## REQUIRED WORK
Will you output all of the data below exactly, omitting the images?

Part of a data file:
:::::
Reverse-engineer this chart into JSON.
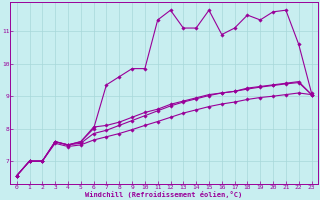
{
  "xlabel": "Windchill (Refroidissement éolien,°C)",
  "bg_color": "#c8eef0",
  "line_color": "#990099",
  "grid_color": "#b0d8da",
  "xlim": [
    -0.5,
    23.5
  ],
  "ylim": [
    6.3,
    11.9
  ],
  "xticks": [
    0,
    1,
    2,
    3,
    4,
    5,
    6,
    7,
    8,
    9,
    10,
    11,
    12,
    13,
    14,
    15,
    16,
    17,
    18,
    19,
    20,
    21,
    22,
    23
  ],
  "yticks": [
    7,
    8,
    9,
    10,
    11
  ],
  "series1_x": [
    0,
    1,
    2,
    3,
    4,
    5,
    6,
    7,
    8,
    9,
    10,
    11,
    12,
    13,
    14,
    15,
    16,
    17,
    18,
    19,
    20,
    21,
    22,
    23
  ],
  "series1_y": [
    6.55,
    7.0,
    7.0,
    7.6,
    7.5,
    7.6,
    8.0,
    9.35,
    9.6,
    9.85,
    9.85,
    11.35,
    11.65,
    11.1,
    11.1,
    11.65,
    10.9,
    11.1,
    11.5,
    11.35,
    11.6,
    11.65,
    10.6,
    9.1
  ],
  "series2_x": [
    0,
    1,
    2,
    3,
    4,
    5,
    6,
    7,
    8,
    9,
    10,
    11,
    12,
    13,
    14,
    15,
    16,
    17,
    18,
    19,
    20,
    21,
    22,
    23
  ],
  "series2_y": [
    6.55,
    7.0,
    7.0,
    7.6,
    7.5,
    7.6,
    8.05,
    8.1,
    8.2,
    8.35,
    8.5,
    8.6,
    8.75,
    8.85,
    8.95,
    9.05,
    9.1,
    9.15,
    9.25,
    9.3,
    9.35,
    9.4,
    9.45,
    9.05
  ],
  "series3_x": [
    0,
    1,
    2,
    3,
    4,
    5,
    6,
    7,
    8,
    9,
    10,
    11,
    12,
    13,
    14,
    15,
    16,
    17,
    18,
    19,
    20,
    21,
    22,
    23
  ],
  "series3_y": [
    6.55,
    7.0,
    7.0,
    7.6,
    7.5,
    7.55,
    7.85,
    7.95,
    8.1,
    8.25,
    8.4,
    8.55,
    8.7,
    8.82,
    8.92,
    9.02,
    9.1,
    9.15,
    9.22,
    9.28,
    9.33,
    9.38,
    9.42,
    9.05
  ],
  "series4_x": [
    0,
    1,
    2,
    3,
    4,
    5,
    6,
    7,
    8,
    9,
    10,
    11,
    12,
    13,
    14,
    15,
    16,
    17,
    18,
    19,
    20,
    21,
    22,
    23
  ],
  "series4_y": [
    6.55,
    7.0,
    7.0,
    7.55,
    7.45,
    7.5,
    7.65,
    7.75,
    7.85,
    7.97,
    8.1,
    8.22,
    8.35,
    8.48,
    8.58,
    8.68,
    8.76,
    8.82,
    8.9,
    8.96,
    9.0,
    9.05,
    9.1,
    9.05
  ]
}
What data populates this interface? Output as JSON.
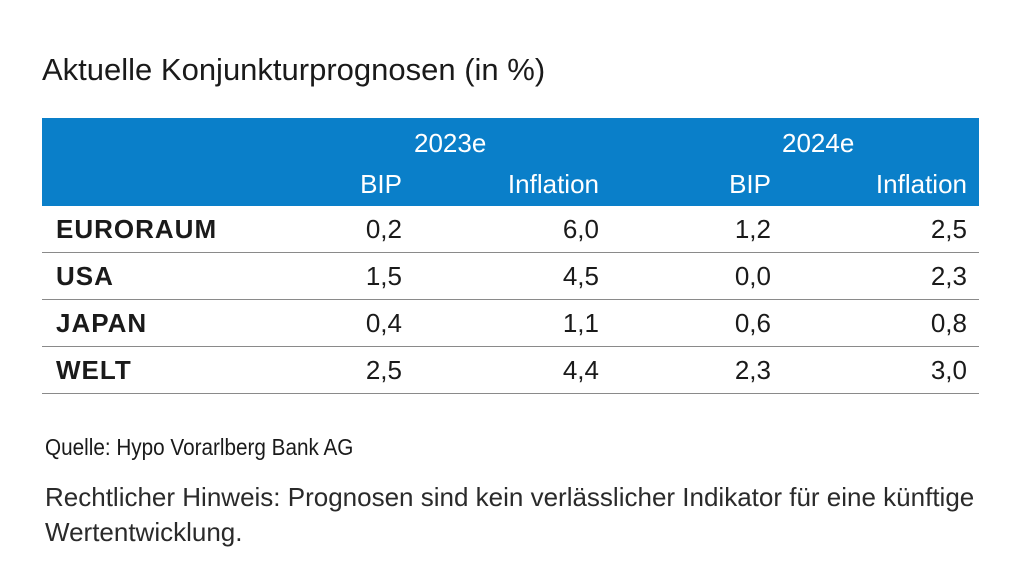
:::::
## SOLUTION
Reverse-engineer this chart into JSON.
{
  "xlabel": "Windchill (Refroidissement éolien,°C)",
  "bg_color": "#c8eef0",
  "line_color": "#990099",
  "grid_color": "#b0d8da",
  "xlim": [
    -0.5,
    23.5
  ],
  "ylim": [
    6.3,
    11.9
  ],
  "xticks": [
    0,
    1,
    2,
    3,
    4,
    5,
    6,
    7,
    8,
    9,
    10,
    11,
    12,
    13,
    14,
    15,
    16,
    17,
    18,
    19,
    20,
    21,
    22,
    23
  ],
  "yticks": [
    7,
    8,
    9,
    10,
    11
  ],
  "series1_x": [
    0,
    1,
    2,
    3,
    4,
    5,
    6,
    7,
    8,
    9,
    10,
    11,
    12,
    13,
    14,
    15,
    16,
    17,
    18,
    19,
    20,
    21,
    22,
    23
  ],
  "series1_y": [
    6.55,
    7.0,
    7.0,
    7.6,
    7.5,
    7.6,
    8.0,
    9.35,
    9.6,
    9.85,
    9.85,
    11.35,
    11.65,
    11.1,
    11.1,
    11.65,
    10.9,
    11.1,
    11.5,
    11.35,
    11.6,
    11.65,
    10.6,
    9.1
  ],
  "series2_x": [
    0,
    1,
    2,
    3,
    4,
    5,
    6,
    7,
    8,
    9,
    10,
    11,
    12,
    13,
    14,
    15,
    16,
    17,
    18,
    19,
    20,
    21,
    22,
    23
  ],
  "series2_y": [
    6.55,
    7.0,
    7.0,
    7.6,
    7.5,
    7.6,
    8.05,
    8.1,
    8.2,
    8.35,
    8.5,
    8.6,
    8.75,
    8.85,
    8.95,
    9.05,
    9.1,
    9.15,
    9.25,
    9.3,
    9.35,
    9.4,
    9.45,
    9.05
  ],
  "series3_x": [
    0,
    1,
    2,
    3,
    4,
    5,
    6,
    7,
    8,
    9,
    10,
    11,
    12,
    13,
    14,
    15,
    16,
    17,
    18,
    19,
    20,
    21,
    22,
    23
  ],
  "series3_y": [
    6.55,
    7.0,
    7.0,
    7.6,
    7.5,
    7.55,
    7.85,
    7.95,
    8.1,
    8.25,
    8.4,
    8.55,
    8.7,
    8.82,
    8.92,
    9.02,
    9.1,
    9.15,
    9.22,
    9.28,
    9.33,
    9.38,
    9.42,
    9.05
  ],
  "series4_x": [
    0,
    1,
    2,
    3,
    4,
    5,
    6,
    7,
    8,
    9,
    10,
    11,
    12,
    13,
    14,
    15,
    16,
    17,
    18,
    19,
    20,
    21,
    22,
    23
  ],
  "series4_y": [
    6.55,
    7.0,
    7.0,
    7.55,
    7.45,
    7.5,
    7.65,
    7.75,
    7.85,
    7.97,
    8.1,
    8.22,
    8.35,
    8.48,
    8.58,
    8.68,
    8.76,
    8.82,
    8.9,
    8.96,
    9.0,
    9.05,
    9.1,
    9.05
  ]
}
What data populates this interface? Output as JSON.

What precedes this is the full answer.